> Your task
Each line containing the word "оборудования" should be found and copied.

> Raw records
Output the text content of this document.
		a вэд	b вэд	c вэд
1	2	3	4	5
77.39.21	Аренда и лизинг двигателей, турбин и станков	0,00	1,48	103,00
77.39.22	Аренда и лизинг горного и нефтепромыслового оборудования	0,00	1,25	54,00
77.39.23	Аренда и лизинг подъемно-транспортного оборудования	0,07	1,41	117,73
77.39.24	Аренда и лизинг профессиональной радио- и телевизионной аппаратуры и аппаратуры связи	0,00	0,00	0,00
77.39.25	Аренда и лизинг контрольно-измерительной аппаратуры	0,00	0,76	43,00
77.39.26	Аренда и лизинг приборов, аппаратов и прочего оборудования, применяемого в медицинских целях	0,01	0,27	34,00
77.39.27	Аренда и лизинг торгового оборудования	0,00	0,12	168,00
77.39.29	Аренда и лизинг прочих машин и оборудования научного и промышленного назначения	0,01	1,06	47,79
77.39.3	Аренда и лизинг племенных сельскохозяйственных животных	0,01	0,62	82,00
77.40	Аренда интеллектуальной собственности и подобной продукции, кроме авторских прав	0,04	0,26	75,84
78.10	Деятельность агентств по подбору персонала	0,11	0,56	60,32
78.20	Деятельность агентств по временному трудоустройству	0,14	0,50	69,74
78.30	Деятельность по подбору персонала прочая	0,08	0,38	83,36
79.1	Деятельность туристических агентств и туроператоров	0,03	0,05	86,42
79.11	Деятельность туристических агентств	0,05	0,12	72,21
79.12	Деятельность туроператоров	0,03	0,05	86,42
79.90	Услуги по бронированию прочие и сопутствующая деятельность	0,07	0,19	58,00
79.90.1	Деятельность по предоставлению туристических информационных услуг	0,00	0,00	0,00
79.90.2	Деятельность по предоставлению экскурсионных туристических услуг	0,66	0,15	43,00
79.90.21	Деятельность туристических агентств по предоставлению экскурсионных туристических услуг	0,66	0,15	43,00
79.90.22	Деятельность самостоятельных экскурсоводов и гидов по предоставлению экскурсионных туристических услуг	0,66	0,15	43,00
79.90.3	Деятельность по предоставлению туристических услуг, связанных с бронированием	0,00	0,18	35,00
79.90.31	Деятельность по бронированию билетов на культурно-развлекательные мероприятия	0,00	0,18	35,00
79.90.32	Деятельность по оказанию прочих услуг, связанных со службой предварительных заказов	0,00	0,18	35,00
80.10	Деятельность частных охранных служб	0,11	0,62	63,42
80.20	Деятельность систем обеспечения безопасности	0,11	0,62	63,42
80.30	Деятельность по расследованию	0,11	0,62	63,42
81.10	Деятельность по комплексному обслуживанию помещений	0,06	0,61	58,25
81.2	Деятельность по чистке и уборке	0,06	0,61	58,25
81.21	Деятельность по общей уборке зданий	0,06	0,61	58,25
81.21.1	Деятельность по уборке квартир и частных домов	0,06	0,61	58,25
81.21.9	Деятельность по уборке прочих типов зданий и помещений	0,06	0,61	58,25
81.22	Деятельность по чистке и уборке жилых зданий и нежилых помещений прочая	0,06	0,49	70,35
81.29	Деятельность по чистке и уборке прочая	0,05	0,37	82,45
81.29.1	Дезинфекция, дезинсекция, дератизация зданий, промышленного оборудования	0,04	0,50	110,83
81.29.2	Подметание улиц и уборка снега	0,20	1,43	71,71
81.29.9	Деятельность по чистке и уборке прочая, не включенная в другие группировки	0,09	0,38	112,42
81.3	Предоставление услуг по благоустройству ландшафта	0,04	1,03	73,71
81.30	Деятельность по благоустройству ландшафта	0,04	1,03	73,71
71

> In response
77.39.22	Аренда и лизинг горного и нефтепромыслового оборудования	0,00	1,25	54,00
77.39.23	Аренда и лизинг подъемно-транспортного оборудования	0,07	1,41	117,73
77.39.26	Аренда и лизинг приборов, аппаратов и прочего оборудования, применяемого в медицинских целях	0,01	0,27	34,00
77.39.27	Аренда и лизинг торгового оборудования	0,00	0,12	168,00
77.39.29	Аренда и лизинг прочих машин и оборудования научного и промышленного назначения	0,01	1,06	47,79
81.29.1	Дезинфекция, дезинсекция, дератизация зданий, промышленного оборудования	0,04	0,50	110,83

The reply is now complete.